==== PAGE EXTRACT ====
The name 'DB2' seems to have followed the 1980s tradition of what I call
'name bloat', the practice of inflating a moniker in one way or another to
make a product look more mature or more elegant. The paragon in my mind was
dBASE II from Ashton-Tate. There never was a plain old dBASE. The roman
numeral was added from the get-go to make the product seem new and improved.
Moreover, there was never an 'Ashton'. That name was invented because, gosh
darn it, it sounded good hyphenated with Tate, a real person. 

Before DB2 there was precedent for name bloat within IBM. There never was a
plain old 'JES'. The product emerged from the cocoon as JES2. There had been
a predecessor product called 'HASP', which may or may not have been an
acronym for Houston Automatic Spooling Priority, but the name 'J-E-S' was
born complete with suffix. 

Meanwhile there did emerge a 'JES3', but it was not an evolutionary
descendant of JES2. Both products have coexisted, albeit uneasily, for
decades. We used to imagine a JES5 or JES6 (depending on one's arithmetic
proclivity) that would somehow combine the best features of both products,
but it's almost certainly DOA. Likewise, the prospects for a 'DB3' are as
dim as a distant star.

.
.
.
J.O.Skip Robinson
Southern California Edison Company
Electric Dragon Team Paddler 
SHARE MVS Program Co-Manager
323-715-0595 Mobile
[email protected]
[email protected]

> -----Original Message-----
> From: IBM Mainframe Discussion List [mailto:[email protected]]
> On Behalf Of Anne & Lynn Wheeler
> Sent: Thursday, January 21, 2016 10:53 PM
> To: [email protected]
> Subject: [Bulk] Re: Compile error
> 
> [email protected] (Savor, Thomas  , Alpharetta) writes:
> > Management System or DBMS in 1983 when IBM >released DB2 on its MVS
> > mainframe platform." -- Wikipedia, citing an IBM manual as authority.
> >
> > All these years, I've have only known of DB2.  The name seems to have
stuck.
> >
> > Was there ever a DB1 ??
> > Will there ever be a DB3 ??
> 
> The original sql/relational implementation was at SJR (bldg. 28 on main
plant
> site, using modified vm/370 on 370/145), System/R. History/Reunion:
> http://www.mcjones.org/System_R/
> wiki
> https://en.wikipedia.org/wiki/IBM_System_R
> and another history
> http://www.theregister.co.uk/2013/11/20/ibm_system_r_making_relational_
> really_real/
> and
> http://www.cs.ubc.ca/~rap/teaching/504/2010/readings/history-of-system-
> r.pdf
> 
> The official new DBMS project was EAGLE .... with the corporation focused
on
> EAGLE it was possible to get System/R out the door as SQL/DS (under the
> radar).
==== EXERCISE DATA ====
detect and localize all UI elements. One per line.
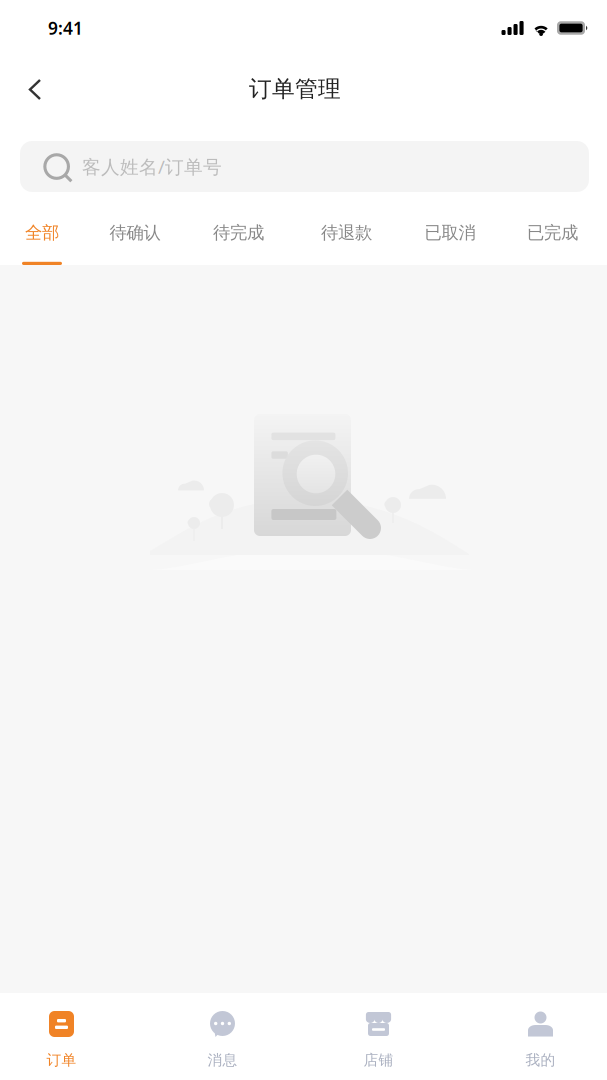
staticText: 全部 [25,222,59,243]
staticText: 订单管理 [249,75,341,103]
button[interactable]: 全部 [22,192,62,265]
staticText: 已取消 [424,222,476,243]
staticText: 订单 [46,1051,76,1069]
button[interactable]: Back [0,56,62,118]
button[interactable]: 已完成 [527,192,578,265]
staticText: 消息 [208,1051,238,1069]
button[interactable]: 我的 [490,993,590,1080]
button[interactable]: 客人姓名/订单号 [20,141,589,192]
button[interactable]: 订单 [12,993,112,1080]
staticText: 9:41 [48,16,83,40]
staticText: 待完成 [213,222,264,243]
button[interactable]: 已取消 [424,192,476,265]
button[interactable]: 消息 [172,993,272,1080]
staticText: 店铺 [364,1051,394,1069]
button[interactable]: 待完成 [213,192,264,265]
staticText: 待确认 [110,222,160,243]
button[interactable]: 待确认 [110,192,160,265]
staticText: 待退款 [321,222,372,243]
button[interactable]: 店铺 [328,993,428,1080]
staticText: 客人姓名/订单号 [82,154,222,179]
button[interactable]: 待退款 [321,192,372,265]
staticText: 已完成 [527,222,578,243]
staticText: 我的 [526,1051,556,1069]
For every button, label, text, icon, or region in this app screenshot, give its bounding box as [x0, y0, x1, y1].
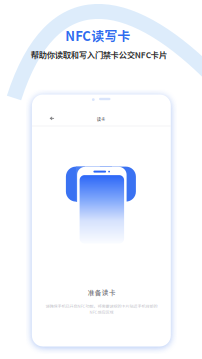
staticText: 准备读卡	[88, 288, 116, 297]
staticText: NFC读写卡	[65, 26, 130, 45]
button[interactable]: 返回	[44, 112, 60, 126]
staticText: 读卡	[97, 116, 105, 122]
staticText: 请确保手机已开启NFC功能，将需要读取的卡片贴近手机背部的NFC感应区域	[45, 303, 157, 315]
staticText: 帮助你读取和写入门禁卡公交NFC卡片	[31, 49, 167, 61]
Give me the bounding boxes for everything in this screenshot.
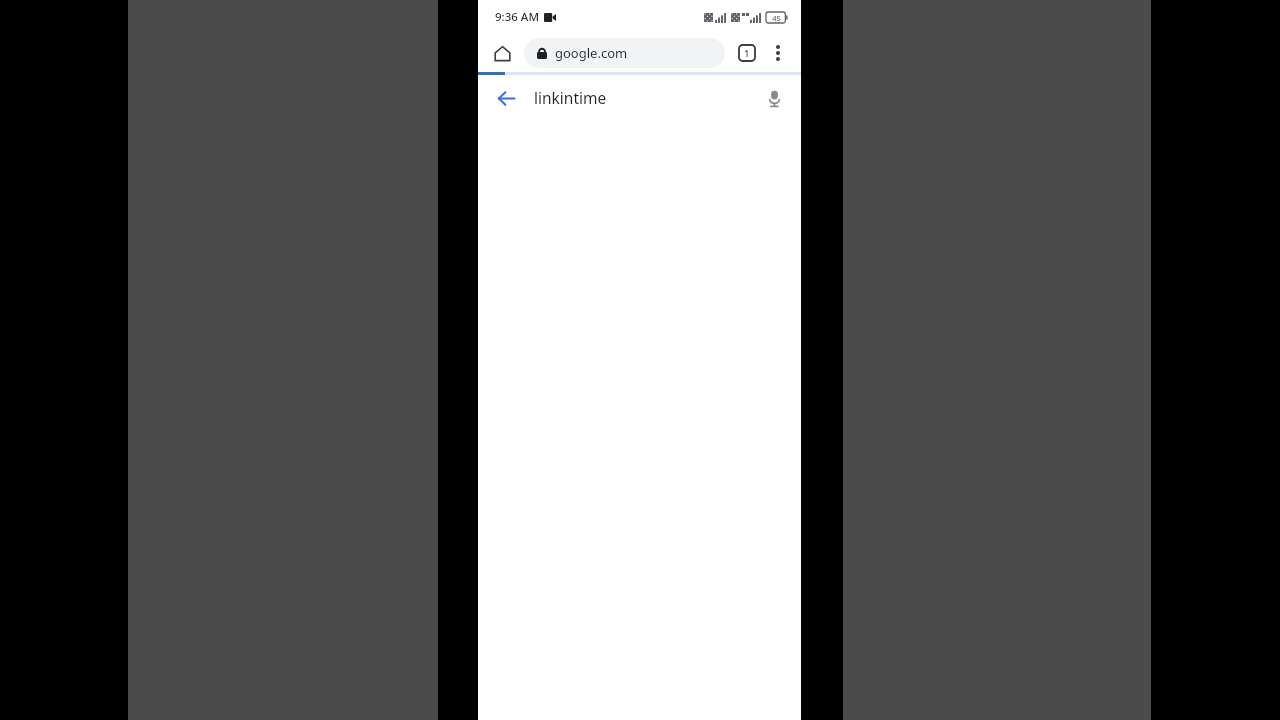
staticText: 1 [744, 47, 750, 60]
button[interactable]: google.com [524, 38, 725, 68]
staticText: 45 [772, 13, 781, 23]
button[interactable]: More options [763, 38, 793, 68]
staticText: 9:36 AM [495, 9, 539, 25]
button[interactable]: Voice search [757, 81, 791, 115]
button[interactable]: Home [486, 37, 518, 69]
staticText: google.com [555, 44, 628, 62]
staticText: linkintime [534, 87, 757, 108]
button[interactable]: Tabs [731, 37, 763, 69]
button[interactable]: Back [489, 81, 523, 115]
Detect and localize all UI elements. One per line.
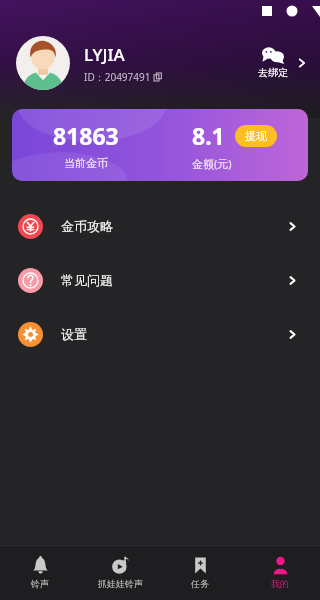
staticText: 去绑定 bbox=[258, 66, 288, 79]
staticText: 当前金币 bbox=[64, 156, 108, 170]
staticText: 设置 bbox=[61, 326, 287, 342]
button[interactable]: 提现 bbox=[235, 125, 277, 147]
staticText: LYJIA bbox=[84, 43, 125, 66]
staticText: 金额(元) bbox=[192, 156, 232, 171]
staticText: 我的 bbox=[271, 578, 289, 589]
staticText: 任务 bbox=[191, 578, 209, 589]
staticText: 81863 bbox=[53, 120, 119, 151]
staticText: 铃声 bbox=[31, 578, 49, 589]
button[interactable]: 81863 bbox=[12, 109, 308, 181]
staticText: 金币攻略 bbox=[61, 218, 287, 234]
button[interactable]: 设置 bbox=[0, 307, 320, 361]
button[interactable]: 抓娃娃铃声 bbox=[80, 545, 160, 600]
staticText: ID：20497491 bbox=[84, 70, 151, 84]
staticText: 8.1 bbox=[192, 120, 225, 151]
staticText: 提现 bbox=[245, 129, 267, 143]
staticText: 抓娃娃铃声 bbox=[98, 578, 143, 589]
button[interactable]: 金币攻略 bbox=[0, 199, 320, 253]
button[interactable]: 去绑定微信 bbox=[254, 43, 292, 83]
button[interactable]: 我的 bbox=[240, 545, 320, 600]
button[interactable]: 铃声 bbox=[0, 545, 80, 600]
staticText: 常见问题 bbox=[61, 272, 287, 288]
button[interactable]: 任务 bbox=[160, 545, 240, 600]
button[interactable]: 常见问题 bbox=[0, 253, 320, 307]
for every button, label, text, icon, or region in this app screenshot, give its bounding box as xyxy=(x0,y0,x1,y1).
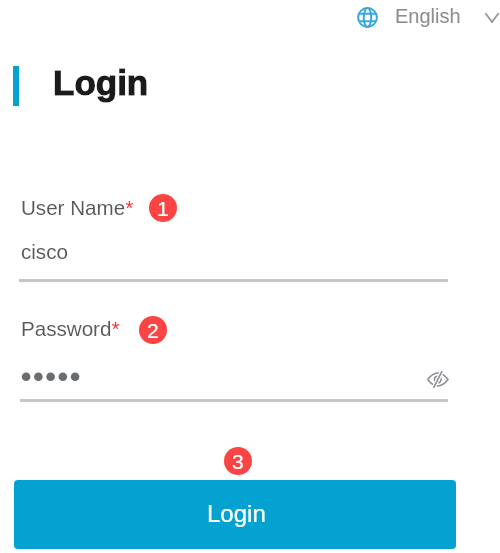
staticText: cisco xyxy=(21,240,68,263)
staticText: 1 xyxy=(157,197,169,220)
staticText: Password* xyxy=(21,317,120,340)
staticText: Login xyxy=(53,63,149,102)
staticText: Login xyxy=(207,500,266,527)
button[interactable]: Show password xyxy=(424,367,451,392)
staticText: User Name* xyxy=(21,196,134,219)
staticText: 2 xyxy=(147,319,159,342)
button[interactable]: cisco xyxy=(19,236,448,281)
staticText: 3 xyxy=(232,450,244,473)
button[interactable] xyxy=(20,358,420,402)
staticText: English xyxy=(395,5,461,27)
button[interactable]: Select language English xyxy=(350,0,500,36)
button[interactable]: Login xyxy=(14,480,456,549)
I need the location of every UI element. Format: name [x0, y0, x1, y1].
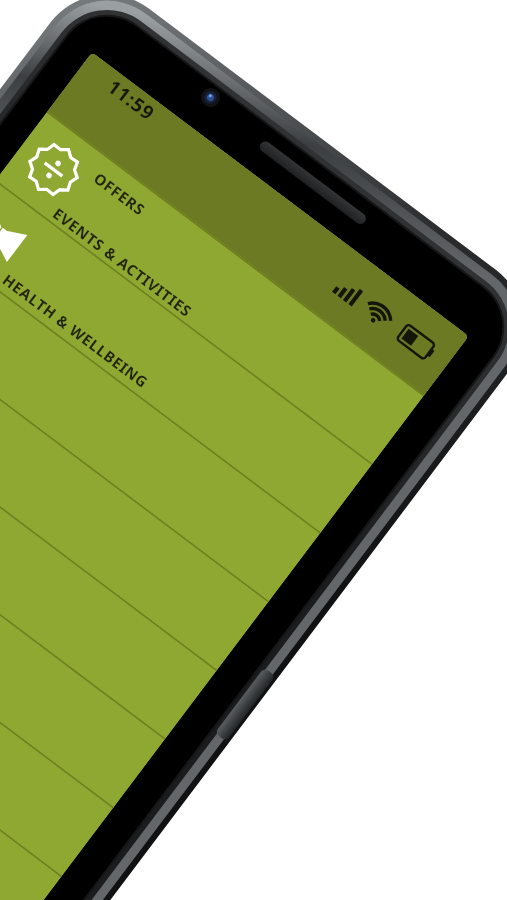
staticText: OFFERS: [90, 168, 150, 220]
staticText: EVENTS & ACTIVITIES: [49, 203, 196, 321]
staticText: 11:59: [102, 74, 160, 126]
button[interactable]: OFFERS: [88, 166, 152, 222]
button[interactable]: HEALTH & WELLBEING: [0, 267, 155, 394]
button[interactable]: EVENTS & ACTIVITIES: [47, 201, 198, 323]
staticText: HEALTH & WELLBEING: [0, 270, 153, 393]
====
→ SET TASK 1:
Answer these from the mailing-list message about the name DB2:
(a) Which product does the writer hold up as the paragon of name bloat?
(b) What was the predecessor product to JES2 called?
(c) According to the quoted reply, what was the official new DBMS project?
→ SET TASK 2:
From the records, write out the stretch from the line that contains "staticText: 1 [744, 47, 750, 60]" through the line that contains "button[interactable]: Home [486, 37, 518, 69]", reproducing each line without change.

→ FULL OUTPUT 1:
(a) dBASE II from Ashton-Tate
(b) HASP
(c) EAGLE

→ FULL OUTPUT 2:
staticText: 1 [744, 47, 750, 60]
button[interactable]: google.com [524, 38, 725, 68]
staticText: 45 [772, 13, 781, 23]
button[interactable]: More options [763, 38, 793, 68]
staticText: 9:36 AM [495, 9, 539, 25]
button[interactable]: Voice search [757, 81, 791, 115]
button[interactable]: Home [486, 37, 518, 69]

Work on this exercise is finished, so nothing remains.